(Item position entries)
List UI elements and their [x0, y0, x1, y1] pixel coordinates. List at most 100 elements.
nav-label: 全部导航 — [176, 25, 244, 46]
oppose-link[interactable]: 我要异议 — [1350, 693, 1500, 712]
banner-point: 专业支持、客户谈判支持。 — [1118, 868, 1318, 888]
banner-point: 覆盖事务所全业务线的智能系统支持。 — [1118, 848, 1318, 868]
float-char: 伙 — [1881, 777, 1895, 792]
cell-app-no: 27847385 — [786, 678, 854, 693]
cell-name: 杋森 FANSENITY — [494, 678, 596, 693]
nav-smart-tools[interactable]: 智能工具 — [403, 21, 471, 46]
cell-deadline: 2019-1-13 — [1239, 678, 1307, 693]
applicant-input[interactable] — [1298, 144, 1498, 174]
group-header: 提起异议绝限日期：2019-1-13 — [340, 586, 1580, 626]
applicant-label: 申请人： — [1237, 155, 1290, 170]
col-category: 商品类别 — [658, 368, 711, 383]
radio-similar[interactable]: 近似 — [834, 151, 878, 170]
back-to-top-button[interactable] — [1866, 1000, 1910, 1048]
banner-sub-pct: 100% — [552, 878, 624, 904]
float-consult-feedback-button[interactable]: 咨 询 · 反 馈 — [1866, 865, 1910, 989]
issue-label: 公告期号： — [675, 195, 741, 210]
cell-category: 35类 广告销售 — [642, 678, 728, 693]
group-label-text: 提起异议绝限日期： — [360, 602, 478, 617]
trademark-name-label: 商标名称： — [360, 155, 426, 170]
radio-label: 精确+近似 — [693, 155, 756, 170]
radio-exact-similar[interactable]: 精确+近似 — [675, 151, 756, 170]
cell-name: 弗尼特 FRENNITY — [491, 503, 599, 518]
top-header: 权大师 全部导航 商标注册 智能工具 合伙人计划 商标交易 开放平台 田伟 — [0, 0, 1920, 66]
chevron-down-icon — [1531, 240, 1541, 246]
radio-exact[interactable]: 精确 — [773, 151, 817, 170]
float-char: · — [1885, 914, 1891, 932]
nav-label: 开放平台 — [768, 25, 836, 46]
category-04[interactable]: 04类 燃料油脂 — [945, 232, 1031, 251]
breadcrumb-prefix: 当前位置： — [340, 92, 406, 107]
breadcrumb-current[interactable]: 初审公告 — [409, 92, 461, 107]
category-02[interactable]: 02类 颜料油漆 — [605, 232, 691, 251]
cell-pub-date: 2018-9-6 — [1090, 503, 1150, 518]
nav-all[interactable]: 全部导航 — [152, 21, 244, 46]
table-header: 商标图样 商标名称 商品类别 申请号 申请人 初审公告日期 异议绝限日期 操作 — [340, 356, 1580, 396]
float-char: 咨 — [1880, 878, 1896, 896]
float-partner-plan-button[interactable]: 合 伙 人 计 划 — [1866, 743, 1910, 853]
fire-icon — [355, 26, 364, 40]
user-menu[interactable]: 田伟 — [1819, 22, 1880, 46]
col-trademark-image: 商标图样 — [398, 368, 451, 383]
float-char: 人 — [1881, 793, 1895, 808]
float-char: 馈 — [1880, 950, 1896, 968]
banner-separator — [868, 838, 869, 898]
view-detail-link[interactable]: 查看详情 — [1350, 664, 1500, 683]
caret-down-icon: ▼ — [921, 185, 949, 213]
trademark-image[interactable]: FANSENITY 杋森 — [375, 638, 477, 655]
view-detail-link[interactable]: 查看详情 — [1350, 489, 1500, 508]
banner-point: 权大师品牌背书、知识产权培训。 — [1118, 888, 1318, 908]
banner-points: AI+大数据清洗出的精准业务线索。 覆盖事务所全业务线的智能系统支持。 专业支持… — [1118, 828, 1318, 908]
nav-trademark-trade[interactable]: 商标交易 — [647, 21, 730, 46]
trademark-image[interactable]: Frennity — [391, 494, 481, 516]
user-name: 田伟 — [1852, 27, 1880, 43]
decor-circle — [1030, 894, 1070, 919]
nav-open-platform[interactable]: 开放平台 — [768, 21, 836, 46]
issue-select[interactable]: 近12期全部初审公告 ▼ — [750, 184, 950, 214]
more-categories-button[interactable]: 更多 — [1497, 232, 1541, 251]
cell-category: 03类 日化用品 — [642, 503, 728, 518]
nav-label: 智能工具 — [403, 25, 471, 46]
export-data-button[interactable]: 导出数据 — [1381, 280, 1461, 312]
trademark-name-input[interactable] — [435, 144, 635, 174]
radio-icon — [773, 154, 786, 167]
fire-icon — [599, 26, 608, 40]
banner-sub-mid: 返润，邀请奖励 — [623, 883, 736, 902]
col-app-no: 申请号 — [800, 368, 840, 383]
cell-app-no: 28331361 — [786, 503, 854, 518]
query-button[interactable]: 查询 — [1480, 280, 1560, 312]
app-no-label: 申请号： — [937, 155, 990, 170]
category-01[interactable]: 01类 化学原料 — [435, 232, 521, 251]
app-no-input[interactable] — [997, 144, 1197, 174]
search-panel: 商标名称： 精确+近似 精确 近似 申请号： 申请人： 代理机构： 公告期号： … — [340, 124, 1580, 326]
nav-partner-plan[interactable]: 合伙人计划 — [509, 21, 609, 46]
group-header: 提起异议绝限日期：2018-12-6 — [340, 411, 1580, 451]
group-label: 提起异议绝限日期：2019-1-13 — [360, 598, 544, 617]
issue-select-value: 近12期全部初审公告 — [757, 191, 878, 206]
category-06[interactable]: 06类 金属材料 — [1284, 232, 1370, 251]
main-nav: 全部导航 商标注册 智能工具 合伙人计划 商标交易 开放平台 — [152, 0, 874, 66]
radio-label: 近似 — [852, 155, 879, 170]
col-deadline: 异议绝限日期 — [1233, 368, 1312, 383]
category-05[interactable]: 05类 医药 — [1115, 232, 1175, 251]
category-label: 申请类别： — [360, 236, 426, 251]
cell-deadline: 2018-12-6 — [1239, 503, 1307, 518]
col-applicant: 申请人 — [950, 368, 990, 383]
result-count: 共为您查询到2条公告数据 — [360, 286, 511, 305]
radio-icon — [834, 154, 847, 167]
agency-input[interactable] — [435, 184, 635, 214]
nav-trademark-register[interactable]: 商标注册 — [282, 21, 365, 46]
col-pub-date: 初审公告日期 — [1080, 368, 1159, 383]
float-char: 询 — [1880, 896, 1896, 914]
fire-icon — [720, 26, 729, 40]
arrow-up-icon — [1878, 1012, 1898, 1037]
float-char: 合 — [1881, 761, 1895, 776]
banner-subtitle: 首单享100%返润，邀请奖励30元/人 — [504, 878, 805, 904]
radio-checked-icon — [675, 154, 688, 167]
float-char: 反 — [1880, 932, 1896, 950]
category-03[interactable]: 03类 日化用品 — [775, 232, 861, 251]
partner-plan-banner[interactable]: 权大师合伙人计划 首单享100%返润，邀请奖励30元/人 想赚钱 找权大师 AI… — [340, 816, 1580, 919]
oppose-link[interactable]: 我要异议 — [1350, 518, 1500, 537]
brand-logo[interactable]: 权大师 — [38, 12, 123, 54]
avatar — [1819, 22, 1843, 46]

(Task goal) Copy out the rows from the start up to and including the line with "banner-point: 专业支持、客户谈判支持。 —".

(Complete answer)
List UI elements and their [x0, y0, x1, y1] pixel coordinates. List at most 100 elements.
nav-label: 全部导航 — [176, 25, 244, 46]
oppose-link[interactable]: 我要异议 — [1350, 693, 1500, 712]
banner-point: 专业支持、客户谈判支持。 — [1118, 868, 1318, 888]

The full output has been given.